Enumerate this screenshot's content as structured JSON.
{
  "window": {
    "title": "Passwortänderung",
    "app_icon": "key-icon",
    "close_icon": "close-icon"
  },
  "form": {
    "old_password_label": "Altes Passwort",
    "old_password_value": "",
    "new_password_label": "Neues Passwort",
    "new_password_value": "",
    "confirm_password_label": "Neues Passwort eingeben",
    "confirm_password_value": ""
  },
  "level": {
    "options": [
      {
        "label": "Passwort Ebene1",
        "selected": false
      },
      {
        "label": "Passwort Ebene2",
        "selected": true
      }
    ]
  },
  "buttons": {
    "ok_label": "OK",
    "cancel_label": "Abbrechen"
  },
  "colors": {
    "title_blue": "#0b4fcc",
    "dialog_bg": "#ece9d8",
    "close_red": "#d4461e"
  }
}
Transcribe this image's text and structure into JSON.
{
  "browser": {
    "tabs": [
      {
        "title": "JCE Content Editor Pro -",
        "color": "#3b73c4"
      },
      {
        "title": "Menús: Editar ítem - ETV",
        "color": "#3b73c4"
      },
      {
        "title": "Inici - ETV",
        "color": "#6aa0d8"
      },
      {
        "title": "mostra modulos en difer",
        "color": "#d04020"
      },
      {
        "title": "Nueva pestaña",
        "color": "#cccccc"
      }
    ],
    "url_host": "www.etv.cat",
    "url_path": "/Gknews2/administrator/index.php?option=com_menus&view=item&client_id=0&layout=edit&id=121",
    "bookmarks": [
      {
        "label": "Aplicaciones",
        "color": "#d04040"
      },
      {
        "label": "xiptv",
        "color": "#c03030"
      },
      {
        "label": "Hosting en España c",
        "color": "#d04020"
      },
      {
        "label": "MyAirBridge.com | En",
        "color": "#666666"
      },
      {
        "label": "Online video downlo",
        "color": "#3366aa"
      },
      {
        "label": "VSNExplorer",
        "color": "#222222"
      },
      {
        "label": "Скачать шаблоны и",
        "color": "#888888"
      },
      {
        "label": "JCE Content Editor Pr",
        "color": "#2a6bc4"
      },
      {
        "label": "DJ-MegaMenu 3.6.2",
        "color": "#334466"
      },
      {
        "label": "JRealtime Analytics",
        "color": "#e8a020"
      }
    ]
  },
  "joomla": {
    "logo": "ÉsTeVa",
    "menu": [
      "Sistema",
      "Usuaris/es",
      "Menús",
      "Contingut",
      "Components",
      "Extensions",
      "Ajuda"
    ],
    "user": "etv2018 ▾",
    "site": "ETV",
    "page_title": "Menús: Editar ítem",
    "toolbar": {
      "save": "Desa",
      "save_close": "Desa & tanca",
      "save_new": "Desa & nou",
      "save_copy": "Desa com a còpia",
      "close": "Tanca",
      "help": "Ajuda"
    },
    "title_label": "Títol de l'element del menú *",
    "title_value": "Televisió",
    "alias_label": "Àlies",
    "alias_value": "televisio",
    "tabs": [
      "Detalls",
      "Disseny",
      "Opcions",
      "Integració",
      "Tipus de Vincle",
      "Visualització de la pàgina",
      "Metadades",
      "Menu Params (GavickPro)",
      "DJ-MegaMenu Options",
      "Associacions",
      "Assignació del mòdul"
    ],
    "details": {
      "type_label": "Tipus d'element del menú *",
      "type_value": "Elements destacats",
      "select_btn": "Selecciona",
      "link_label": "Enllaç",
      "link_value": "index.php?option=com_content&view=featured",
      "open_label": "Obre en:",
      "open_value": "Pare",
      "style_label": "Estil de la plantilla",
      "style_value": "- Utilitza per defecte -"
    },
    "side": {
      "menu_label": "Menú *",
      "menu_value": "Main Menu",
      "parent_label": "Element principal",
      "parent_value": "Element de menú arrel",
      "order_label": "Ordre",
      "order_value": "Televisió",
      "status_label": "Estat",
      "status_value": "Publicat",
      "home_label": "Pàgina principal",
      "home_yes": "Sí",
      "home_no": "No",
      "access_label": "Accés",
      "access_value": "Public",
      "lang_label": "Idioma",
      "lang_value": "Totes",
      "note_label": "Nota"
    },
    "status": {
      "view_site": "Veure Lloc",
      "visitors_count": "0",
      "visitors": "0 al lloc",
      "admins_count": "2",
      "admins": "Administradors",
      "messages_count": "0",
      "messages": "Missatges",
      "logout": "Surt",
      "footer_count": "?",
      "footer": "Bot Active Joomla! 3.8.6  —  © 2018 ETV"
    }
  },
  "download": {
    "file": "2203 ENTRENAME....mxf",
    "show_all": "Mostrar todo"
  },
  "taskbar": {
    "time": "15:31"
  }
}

▶ **WHAT THE EXERCISE ASKS**:
Transcribe each entry exactly.

▶ **RESPONSE BELOW**:
Enumerate this screenshot's content as structured JSON.
{
  "window": {
    "title": "Passwortänderung",
    "app_icon": "key-icon",
    "close_icon": "close-icon"
  },
  "form": {
    "old_password_label": "Altes Passwort",
    "old_password_value": "",
    "new_password_label": "Neues Passwort",
    "new_password_value": "",
    "confirm_password_label": "Neues Passwort eingeben",
    "confirm_password_value": ""
  },
  "level": {
    "options": [
      {
        "label": "Passwort Ebene1",
        "selected": false
      },
      {
        "label": "Passwort Ebene2",
        "selected": true
      }
    ]
  },
  "buttons": {
    "ok_label": "OK",
    "cancel_label": "Abbrechen"
  },
  "colors": {
    "title_blue": "#0b4fcc",
    "dialog_bg": "#ece9d8",
    "close_red": "#d4461e"
  }
}
Transcribe this image's text and structure into JSON.
{
  "browser": {
    "tabs": [
      {
        "title": "JCE Content Editor Pro -",
        "color": "#3b73c4"
      },
      {
        "title": "Menús: Editar ítem - ETV",
        "color": "#3b73c4"
      },
      {
        "title": "Inici - ETV",
        "color": "#6aa0d8"
      },
      {
        "title": "mostra modulos en difer",
        "color": "#d04020"
      },
      {
        "title": "Nueva pestaña",
        "color": "#cccccc"
      }
    ],
    "url_host": "www.etv.cat",
    "url_path": "/Gknews2/administrator/index.php?option=com_menus&view=item&client_id=0&layout=edit&id=121",
    "bookmarks": [
      {
        "label": "Aplicaciones",
        "color": "#d04040"
      },
      {
        "label": "xiptv",
        "color": "#c03030"
      },
      {
        "label": "Hosting en España c",
        "color": "#d04020"
      },
      {
        "label": "MyAirBridge.com | En",
        "color": "#666666"
      },
      {
        "label": "Online video downlo",
        "color": "#3366aa"
      },
      {
        "label": "VSNExplorer",
        "color": "#222222"
      },
      {
        "label": "Скачать шаблоны и",
        "color": "#888888"
      },
      {
        "label": "JCE Content Editor Pr",
        "color": "#2a6bc4"
      },
      {
        "label": "DJ-MegaMenu 3.6.2",
        "color": "#334466"
      },
      {
        "label": "JRealtime Analytics",
        "color": "#e8a020"
      }
    ]
  },
  "joomla": {
    "logo": "ÉsTeVa",
    "menu": [
      "Sistema",
      "Usuaris/es",
      "Menús",
      "Contingut",
      "Components",
      "Extensions",
      "Ajuda"
    ],
    "user": "etv2018 ▾",
    "site": "ETV",
    "page_title": "Menús: Editar ítem",
    "toolbar": {
      "save": "Desa",
      "save_close": "Desa & tanca",
      "save_new": "Desa & nou",
      "save_copy": "Desa com a còpia",
      "close": "Tanca",
      "help": "Ajuda"
    },
    "title_label": "Títol de l'element del menú *",
    "title_value": "Televisió",
    "alias_label": "Àlies",
    "alias_value": "televisio",
    "tabs": [
      "Detalls",
      "Disseny",
      "Opcions",
      "Integració",
      "Tipus de Vincle",
      "Visualització de la pàgina",
      "Metadades",
      "Menu Params (GavickPro)",
      "DJ-MegaMenu Options",
      "Associacions",
      "Assignació del mòdul"
    ],
    "details": {
      "type_label": "Tipus d'element del menú *",
      "type_value": "Elements destacats",
      "select_btn": "Selecciona",
      "link_label": "Enllaç",
      "link_value": "index.php?option=com_content&view=featured",
      "open_label": "Obre en:",
      "open_value": "Pare",
      "style_label": "Estil de la plantilla",
      "style_value": "- Utilitza per defecte -"
    },
    "side": {
      "menu_label": "Menú *",
      "menu_value": "Main Menu",
      "parent_label": "Element principal",
      "parent_value": "Element de menú arrel",
      "order_label": "Ordre",
      "order_value": "Televisió",
      "status_label": "Estat",
      "status_value": "Publicat",
      "home_label": "Pàgina principal",
      "home_yes": "Sí",
      "home_no": "No",
      "access_label": "Accés",
      "access_value": "Public",
      "lang_label": "Idioma",
      "lang_value": "Totes",
      "note_label": "Nota"
    },
    "status": {
      "view_site": "Veure Lloc",
      "visitors_count": "0",
      "visitors": "0 al lloc",
      "admins_count": "2",
      "admins": "Administradors",
      "messages_count": "0",
      "messages": "Missatges",
      "logout": "Surt",
      "footer_count": "?",
      "footer": "Bot Active Joomla! 3.8.6  —  © 2018 ETV"
    }
  },
  "download": {
    "file": "2203 ENTRENAME....mxf",
    "show_all": "Mostrar todo"
  },
  "taskbar": {
    "time": "15:31"
  }
}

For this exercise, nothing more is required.